## START
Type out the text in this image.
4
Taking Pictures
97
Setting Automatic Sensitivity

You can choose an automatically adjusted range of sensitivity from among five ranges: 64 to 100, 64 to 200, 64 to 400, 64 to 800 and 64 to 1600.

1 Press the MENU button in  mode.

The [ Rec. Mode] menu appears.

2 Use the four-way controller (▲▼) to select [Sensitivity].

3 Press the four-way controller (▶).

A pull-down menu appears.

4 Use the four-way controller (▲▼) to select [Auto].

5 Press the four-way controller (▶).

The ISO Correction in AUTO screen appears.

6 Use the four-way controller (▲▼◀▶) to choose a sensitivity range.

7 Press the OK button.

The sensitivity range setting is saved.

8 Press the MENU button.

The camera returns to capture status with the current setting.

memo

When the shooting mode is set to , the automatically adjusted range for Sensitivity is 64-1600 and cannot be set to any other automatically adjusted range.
## END
Write out the full set of records exactly as given.

▶ CORRECT RESULT:
Type out the text in this image.
4
Taking Pictures
97
Setting Automatic Sensitivity

You can choose an automatically adjusted range of sensitivity from among five ranges: 64 to 100, 64 to 200, 64 to 400, 64 to 800 and 64 to 1600.

1 Press the MENU button in  mode.

The [ Rec. Mode] menu appears.

2 Use the four-way controller (▲▼) to select [Sensitivity].

3 Press the four-way controller (▶).

A pull-down menu appears.

4 Use the four-way controller (▲▼) to select [Auto].

5 Press the four-way controller (▶).

The ISO Correction in AUTO screen appears.

6 Use the four-way controller (▲▼◀▶) to choose a sensitivity range.

7 Press the OK button.

The sensitivity range setting is saved.

8 Press the MENU button.

The camera returns to capture status with the current setting.

memo

When the shooting mode is set to , the automatically adjusted range for Sensitivity is 64-1600 and cannot be set to any other automatically adjusted range.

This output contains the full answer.